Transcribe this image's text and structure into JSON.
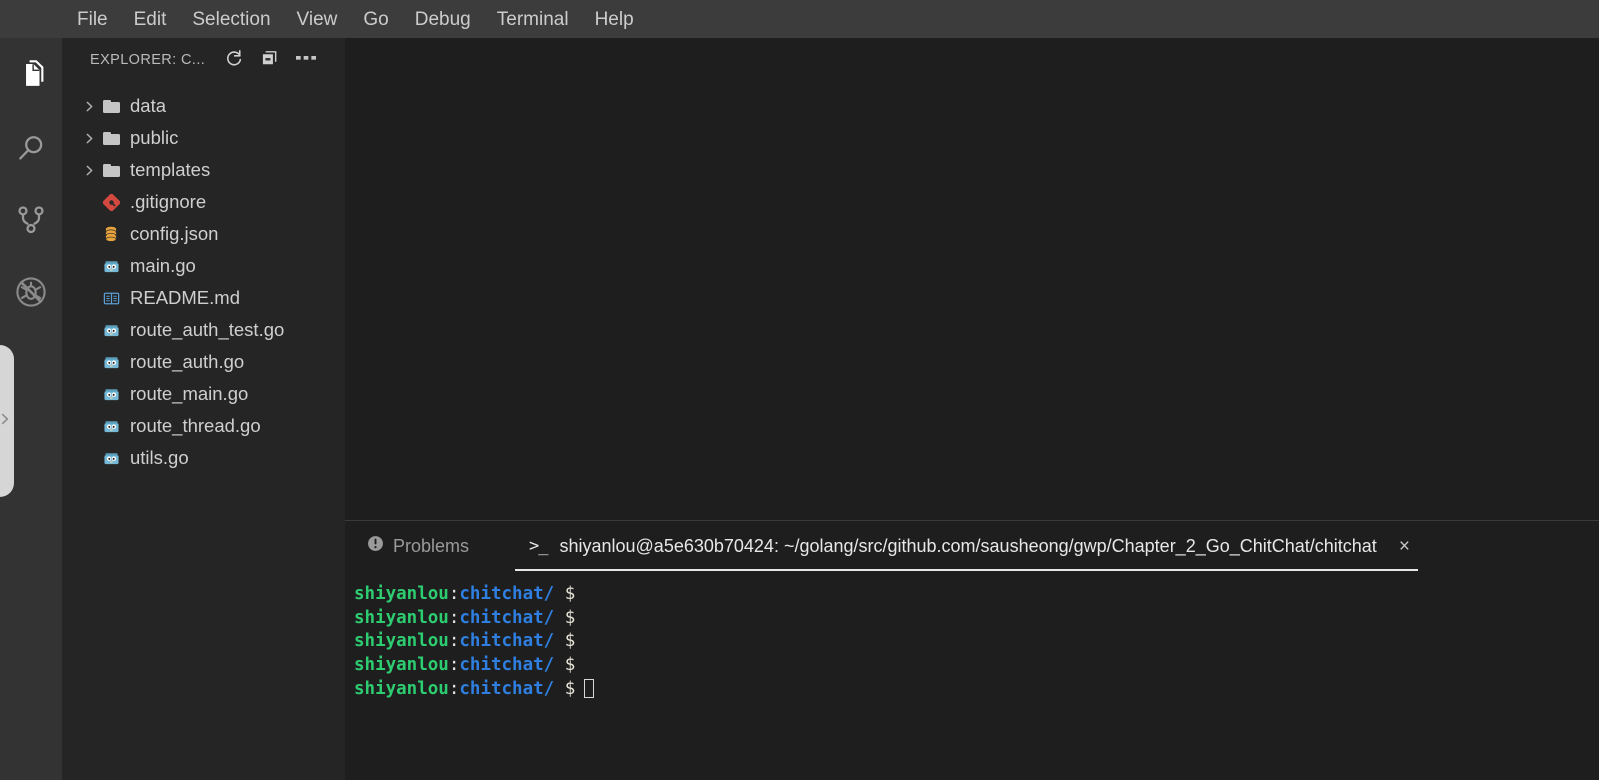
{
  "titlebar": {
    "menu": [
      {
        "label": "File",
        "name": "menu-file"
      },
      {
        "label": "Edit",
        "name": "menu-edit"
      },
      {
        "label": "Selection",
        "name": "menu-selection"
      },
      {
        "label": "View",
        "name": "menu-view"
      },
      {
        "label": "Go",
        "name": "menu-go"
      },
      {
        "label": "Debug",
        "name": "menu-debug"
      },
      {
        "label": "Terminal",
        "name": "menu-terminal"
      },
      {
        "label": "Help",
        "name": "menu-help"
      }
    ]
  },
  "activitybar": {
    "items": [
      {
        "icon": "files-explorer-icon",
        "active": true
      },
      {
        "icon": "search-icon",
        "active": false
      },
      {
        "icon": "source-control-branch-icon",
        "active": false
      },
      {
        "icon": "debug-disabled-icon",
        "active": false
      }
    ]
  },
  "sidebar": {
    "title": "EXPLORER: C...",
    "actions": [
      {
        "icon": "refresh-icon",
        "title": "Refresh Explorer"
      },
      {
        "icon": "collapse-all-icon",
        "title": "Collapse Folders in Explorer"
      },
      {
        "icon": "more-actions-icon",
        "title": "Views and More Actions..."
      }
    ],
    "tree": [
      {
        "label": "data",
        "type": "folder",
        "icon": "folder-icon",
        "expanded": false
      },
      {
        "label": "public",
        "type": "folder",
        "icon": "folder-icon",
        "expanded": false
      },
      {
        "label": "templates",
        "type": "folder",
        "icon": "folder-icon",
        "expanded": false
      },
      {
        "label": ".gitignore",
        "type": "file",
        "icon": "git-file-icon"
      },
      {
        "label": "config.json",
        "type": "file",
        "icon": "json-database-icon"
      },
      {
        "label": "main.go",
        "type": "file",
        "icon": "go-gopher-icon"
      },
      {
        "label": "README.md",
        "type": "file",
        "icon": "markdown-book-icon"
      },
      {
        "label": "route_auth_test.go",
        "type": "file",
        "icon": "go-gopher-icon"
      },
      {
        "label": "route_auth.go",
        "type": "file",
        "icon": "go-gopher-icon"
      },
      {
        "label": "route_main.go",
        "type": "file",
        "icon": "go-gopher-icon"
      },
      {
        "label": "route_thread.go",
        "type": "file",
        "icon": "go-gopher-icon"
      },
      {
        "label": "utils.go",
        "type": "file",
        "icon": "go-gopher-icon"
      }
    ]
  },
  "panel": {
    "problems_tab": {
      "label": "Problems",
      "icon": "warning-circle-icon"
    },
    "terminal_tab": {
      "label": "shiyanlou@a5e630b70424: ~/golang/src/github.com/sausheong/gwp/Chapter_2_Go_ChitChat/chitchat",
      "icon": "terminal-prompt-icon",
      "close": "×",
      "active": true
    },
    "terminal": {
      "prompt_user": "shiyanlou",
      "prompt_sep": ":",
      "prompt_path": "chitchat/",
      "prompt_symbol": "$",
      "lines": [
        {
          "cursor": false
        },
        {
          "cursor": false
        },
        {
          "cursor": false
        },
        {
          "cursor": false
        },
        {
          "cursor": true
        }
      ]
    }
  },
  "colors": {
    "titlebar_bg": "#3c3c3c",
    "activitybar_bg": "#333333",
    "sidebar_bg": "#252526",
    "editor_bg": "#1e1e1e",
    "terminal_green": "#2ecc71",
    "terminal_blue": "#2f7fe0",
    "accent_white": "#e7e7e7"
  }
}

__Task__: Select and copy every line of the listing with the word "true".

__Answer to this task__:
        "active": true
      "active": true
          "cursor": true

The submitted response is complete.